▶ _Objective_
Reproduce the listing verbatim.

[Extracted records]

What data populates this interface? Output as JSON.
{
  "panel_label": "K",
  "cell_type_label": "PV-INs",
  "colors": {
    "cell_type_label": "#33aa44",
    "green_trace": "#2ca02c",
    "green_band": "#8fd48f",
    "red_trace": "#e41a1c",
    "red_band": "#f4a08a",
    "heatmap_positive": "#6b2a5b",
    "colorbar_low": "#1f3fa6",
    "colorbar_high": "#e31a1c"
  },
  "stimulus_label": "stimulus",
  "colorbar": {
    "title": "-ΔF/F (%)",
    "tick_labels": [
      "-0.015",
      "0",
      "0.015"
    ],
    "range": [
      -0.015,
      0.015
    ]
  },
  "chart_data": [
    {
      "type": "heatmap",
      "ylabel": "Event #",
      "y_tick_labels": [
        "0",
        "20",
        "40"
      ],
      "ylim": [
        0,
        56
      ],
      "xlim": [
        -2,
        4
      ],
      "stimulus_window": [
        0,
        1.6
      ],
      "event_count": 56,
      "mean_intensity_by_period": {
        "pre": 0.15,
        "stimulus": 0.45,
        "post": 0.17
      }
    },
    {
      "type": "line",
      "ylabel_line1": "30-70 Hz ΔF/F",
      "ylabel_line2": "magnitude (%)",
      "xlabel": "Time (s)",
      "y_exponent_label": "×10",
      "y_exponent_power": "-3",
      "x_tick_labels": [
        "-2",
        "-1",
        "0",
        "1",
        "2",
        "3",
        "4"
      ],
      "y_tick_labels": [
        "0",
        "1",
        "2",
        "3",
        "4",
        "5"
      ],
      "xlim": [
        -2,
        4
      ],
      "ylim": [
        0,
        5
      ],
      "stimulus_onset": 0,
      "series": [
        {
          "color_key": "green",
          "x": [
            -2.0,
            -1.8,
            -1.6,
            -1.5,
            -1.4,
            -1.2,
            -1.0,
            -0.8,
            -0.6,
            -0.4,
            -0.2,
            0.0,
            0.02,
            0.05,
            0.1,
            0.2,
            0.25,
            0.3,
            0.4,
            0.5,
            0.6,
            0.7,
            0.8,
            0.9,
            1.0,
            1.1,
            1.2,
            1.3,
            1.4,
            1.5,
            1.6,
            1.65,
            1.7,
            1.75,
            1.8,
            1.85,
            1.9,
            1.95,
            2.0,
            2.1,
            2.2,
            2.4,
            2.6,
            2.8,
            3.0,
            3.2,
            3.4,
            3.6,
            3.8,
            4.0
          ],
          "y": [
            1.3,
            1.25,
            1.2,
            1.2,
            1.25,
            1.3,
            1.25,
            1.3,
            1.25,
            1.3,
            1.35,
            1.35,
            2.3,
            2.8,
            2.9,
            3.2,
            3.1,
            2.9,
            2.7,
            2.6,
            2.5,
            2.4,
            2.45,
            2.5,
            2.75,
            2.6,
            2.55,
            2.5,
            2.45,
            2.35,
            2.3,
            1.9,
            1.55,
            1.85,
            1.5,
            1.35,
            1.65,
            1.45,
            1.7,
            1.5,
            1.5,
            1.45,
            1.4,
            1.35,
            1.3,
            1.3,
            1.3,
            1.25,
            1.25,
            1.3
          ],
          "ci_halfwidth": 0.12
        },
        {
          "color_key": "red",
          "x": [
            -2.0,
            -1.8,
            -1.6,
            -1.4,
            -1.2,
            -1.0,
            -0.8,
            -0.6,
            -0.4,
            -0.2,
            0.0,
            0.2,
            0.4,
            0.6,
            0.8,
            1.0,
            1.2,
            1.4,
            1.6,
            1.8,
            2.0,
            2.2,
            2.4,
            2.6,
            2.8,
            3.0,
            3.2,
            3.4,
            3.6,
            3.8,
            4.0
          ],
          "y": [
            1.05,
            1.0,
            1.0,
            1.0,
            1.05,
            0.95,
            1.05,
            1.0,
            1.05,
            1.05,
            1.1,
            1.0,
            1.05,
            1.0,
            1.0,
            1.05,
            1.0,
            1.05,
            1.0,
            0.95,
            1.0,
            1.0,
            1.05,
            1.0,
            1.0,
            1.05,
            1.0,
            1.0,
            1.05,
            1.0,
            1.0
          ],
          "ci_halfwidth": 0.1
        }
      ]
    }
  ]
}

▶ _Reply to the task_
What data populates this interface? Output as JSON.
{
  "panel_label": "K",
  "cell_type_label": "PV-INs",
  "colors": {
    "cell_type_label": "#33aa44",
    "green_trace": "#2ca02c",
    "green_band": "#8fd48f",
    "red_trace": "#e41a1c",
    "red_band": "#f4a08a",
    "heatmap_positive": "#6b2a5b",
    "colorbar_low": "#1f3fa6",
    "colorbar_high": "#e31a1c"
  },
  "stimulus_label": "stimulus",
  "colorbar": {
    "title": "-ΔF/F (%)",
    "tick_labels": [
      "-0.015",
      "0",
      "0.015"
    ],
    "range": [
      -0.015,
      0.015
    ]
  },
  "chart_data": [
    {
      "type": "heatmap",
      "ylabel": "Event #",
      "y_tick_labels": [
        "0",
        "20",
        "40"
      ],
      "ylim": [
        0,
        56
      ],
      "xlim": [
        -2,
        4
      ],
      "stimulus_window": [
        0,
        1.6
      ],
      "event_count": 56,
      "mean_intensity_by_period": {
        "pre": 0.15,
        "stimulus": 0.45,
        "post": 0.17
      }
    },
    {
      "type": "line",
      "ylabel_line1": "30-70 Hz ΔF/F",
      "ylabel_line2": "magnitude (%)",
      "xlabel": "Time (s)",
      "y_exponent_label": "×10",
      "y_exponent_power": "-3",
      "x_tick_labels": [
        "-2",
        "-1",
        "0",
        "1",
        "2",
        "3",
        "4"
      ],
      "y_tick_labels": [
        "0",
        "1",
        "2",
        "3",
        "4",
        "5"
      ],
      "xlim": [
        -2,
        4
      ],
      "ylim": [
        0,
        5
      ],
      "stimulus_onset": 0,
      "series": [
        {
          "color_key": "green",
          "x": [
            -2.0,
            -1.8,
            -1.6,
            -1.5,
            -1.4,
            -1.2,
            -1.0,
            -0.8,
            -0.6,
            -0.4,
            -0.2,
            0.0,
            0.02,
            0.05,
            0.1,
            0.2,
            0.25,
            0.3,
            0.4,
            0.5,
            0.6,
            0.7,
            0.8,
            0.9,
            1.0,
            1.1,
            1.2,
            1.3,
            1.4,
            1.5,
            1.6,
            1.65,
            1.7,
            1.75,
            1.8,
            1.85,
            1.9,
            1.95,
            2.0,
            2.1,
            2.2,
            2.4,
            2.6,
            2.8,
            3.0,
            3.2,
            3.4,
            3.6,
            3.8,
            4.0
          ],
          "y": [
            1.3,
            1.25,
            1.2,
            1.2,
            1.25,
            1.3,
            1.25,
            1.3,
            1.25,
            1.3,
            1.35,
            1.35,
            2.3,
            2.8,
            2.9,
            3.2,
            3.1,
            2.9,
            2.7,
            2.6,
            2.5,
            2.4,
            2.45,
            2.5,
            2.75,
            2.6,
            2.55,
            2.5,
            2.45,
            2.35,
            2.3,
            1.9,
            1.55,
            1.85,
            1.5,
            1.35,
            1.65,
            1.45,
            1.7,
            1.5,
            1.5,
            1.45,
            1.4,
            1.35,
            1.3,
            1.3,
            1.3,
            1.25,
            1.25,
            1.3
          ],
          "ci_halfwidth": 0.12
        },
        {
          "color_key": "red",
          "x": [
            -2.0,
            -1.8,
            -1.6,
            -1.4,
            -1.2,
            -1.0,
            -0.8,
            -0.6,
            -0.4,
            -0.2,
            0.0,
            0.2,
            0.4,
            0.6,
            0.8,
            1.0,
            1.2,
            1.4,
            1.6,
            1.8,
            2.0,
            2.2,
            2.4,
            2.6,
            2.8,
            3.0,
            3.2,
            3.4,
            3.6,
            3.8,
            4.0
          ],
          "y": [
            1.05,
            1.0,
            1.0,
            1.0,
            1.05,
            0.95,
            1.05,
            1.0,
            1.05,
            1.05,
            1.1,
            1.0,
            1.05,
            1.0,
            1.0,
            1.05,
            1.0,
            1.05,
            1.0,
            0.95,
            1.0,
            1.0,
            1.05,
            1.0,
            1.0,
            1.05,
            1.0,
            1.0,
            1.05,
            1.0,
            1.0
          ],
          "ci_halfwidth": 0.1
        }
      ]
    }
  ]
}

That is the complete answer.